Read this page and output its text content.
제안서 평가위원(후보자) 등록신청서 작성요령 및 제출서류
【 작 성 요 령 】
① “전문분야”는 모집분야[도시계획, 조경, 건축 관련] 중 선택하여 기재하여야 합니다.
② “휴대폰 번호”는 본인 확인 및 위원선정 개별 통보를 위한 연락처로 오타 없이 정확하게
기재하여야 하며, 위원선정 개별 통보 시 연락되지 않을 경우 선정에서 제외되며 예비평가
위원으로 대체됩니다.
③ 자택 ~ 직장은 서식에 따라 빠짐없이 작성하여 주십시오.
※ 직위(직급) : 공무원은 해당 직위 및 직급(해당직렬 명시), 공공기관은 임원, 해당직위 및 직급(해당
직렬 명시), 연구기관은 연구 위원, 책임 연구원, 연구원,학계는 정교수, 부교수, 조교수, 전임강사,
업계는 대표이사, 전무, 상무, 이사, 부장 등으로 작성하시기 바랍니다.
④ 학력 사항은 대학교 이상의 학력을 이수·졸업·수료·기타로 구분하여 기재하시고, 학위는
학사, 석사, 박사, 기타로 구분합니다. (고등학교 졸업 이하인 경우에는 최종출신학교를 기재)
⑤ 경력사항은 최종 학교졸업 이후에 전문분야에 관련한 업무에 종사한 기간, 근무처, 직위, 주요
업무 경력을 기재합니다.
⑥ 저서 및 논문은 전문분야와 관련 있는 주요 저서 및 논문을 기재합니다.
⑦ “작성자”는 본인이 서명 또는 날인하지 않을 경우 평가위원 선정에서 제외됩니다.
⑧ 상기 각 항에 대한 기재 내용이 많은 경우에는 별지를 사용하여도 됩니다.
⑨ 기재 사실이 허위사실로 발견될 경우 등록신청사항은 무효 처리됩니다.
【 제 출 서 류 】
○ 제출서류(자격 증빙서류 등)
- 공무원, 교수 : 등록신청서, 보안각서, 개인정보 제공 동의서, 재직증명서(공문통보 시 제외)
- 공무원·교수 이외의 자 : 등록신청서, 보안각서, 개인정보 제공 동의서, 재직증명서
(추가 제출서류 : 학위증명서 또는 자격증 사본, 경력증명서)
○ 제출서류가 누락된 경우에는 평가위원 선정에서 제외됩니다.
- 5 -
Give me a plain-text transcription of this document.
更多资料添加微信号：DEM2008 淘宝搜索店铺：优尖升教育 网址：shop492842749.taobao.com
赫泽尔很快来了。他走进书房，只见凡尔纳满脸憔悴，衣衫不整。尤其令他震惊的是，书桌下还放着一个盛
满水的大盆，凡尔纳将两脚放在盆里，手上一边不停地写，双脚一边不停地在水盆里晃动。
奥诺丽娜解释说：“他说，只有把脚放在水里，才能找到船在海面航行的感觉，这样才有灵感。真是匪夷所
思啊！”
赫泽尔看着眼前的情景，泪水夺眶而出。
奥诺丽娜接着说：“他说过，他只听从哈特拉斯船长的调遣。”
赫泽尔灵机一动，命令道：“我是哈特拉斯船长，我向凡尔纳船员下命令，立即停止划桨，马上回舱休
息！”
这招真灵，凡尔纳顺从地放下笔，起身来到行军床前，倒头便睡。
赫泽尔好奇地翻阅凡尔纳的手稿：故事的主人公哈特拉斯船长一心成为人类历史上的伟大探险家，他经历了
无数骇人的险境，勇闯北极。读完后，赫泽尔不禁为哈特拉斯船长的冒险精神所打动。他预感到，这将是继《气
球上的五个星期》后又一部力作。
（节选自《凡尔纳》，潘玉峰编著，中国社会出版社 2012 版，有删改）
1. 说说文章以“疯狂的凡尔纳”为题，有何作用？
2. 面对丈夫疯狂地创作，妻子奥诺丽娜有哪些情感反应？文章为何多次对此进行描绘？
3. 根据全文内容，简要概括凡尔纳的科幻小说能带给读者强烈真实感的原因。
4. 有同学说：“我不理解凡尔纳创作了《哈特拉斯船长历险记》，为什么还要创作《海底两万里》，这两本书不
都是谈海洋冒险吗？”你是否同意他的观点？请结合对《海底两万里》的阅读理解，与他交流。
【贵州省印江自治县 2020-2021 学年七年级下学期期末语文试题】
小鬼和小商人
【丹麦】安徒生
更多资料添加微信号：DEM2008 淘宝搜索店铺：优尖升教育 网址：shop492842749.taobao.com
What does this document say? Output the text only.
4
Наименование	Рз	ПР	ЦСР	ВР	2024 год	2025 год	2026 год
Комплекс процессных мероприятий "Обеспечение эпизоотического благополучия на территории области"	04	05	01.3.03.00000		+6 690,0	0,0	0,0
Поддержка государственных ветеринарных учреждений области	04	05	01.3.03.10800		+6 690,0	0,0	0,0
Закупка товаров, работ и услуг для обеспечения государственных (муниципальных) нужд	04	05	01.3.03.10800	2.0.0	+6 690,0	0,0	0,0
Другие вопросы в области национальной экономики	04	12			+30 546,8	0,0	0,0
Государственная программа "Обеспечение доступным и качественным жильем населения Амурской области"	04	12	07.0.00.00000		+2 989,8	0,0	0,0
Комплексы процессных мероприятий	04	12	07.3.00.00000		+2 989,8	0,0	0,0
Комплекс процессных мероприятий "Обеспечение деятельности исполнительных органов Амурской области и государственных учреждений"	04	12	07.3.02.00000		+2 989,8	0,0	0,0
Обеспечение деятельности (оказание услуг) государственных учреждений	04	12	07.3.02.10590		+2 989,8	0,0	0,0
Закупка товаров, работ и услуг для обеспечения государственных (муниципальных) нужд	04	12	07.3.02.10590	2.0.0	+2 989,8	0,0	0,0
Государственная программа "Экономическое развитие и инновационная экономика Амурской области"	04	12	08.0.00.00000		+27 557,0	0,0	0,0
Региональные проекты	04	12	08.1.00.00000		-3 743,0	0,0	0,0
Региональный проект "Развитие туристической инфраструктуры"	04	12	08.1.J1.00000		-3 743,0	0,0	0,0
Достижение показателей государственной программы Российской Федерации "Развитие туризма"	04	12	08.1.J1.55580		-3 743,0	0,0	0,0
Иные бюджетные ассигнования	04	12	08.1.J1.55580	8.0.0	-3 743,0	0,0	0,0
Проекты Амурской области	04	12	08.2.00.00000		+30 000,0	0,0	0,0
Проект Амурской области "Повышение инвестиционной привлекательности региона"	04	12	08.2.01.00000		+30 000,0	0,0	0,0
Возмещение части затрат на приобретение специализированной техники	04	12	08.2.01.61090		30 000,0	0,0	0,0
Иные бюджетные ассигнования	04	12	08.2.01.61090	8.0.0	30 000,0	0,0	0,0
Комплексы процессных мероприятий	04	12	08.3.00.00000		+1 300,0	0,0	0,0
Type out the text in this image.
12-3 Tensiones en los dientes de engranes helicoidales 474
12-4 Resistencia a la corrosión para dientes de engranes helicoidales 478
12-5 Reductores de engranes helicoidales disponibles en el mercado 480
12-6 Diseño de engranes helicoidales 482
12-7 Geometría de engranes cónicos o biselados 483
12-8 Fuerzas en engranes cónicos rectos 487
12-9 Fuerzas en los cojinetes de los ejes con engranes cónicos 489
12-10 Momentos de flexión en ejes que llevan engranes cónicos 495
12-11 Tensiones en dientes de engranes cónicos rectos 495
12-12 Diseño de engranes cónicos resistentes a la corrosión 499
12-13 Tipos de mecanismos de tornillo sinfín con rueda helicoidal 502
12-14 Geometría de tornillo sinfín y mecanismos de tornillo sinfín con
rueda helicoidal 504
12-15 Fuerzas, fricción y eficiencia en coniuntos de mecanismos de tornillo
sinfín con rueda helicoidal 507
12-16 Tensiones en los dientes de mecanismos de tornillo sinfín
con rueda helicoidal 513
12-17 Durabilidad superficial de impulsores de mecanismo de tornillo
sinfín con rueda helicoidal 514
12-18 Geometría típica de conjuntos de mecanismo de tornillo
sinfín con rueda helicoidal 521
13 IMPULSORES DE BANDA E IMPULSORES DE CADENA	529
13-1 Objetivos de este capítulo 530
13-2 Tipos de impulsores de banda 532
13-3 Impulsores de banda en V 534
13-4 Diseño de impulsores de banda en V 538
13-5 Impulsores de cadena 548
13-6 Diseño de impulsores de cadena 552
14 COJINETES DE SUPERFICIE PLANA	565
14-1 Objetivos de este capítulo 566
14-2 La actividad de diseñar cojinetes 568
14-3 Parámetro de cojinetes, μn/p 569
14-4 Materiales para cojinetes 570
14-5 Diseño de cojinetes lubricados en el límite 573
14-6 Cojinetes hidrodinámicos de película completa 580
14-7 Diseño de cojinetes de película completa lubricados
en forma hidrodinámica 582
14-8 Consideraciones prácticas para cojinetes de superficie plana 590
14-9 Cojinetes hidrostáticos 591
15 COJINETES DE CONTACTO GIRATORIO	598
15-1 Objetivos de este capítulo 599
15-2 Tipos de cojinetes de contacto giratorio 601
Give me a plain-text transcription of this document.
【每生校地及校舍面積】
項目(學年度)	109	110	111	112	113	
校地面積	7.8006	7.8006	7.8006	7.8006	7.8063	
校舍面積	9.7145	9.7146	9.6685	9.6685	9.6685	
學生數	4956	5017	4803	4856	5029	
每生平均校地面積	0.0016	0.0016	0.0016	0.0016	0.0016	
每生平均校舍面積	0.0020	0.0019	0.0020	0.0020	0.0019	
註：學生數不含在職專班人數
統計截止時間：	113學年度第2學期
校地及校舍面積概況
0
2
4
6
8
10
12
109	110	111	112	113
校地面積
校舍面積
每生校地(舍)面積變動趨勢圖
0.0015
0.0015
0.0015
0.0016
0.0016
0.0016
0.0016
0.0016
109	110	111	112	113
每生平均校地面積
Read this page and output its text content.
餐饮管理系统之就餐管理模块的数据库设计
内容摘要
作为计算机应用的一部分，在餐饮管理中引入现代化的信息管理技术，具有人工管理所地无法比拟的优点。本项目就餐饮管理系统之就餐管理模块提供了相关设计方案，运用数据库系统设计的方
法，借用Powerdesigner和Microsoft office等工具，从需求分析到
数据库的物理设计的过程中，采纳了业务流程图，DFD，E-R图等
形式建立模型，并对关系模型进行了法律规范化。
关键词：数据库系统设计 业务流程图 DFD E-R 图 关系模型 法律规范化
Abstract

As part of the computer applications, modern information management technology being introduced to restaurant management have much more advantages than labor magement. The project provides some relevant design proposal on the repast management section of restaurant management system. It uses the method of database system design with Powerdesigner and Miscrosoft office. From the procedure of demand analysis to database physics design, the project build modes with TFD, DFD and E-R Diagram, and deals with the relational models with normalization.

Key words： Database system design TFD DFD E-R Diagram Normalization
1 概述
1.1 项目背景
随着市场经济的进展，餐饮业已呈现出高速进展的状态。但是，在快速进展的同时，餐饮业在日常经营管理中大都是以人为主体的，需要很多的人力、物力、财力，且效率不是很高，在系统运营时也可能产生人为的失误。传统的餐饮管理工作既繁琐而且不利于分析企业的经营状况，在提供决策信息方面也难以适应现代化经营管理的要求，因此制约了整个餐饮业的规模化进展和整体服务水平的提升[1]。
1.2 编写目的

WRITTEN TASK:
Search the lines for the string "ассигнования" and copy every line that has it.

THE ANSWER:
Иные бюджетные ассигнования	04	12	08.1.J1.55580	8.0.0	-3 743,0	0,0	0,0
Иные бюджетные ассигнования	04	12	08.2.01.61090	8.0.0	30 000,0	0,0	0,0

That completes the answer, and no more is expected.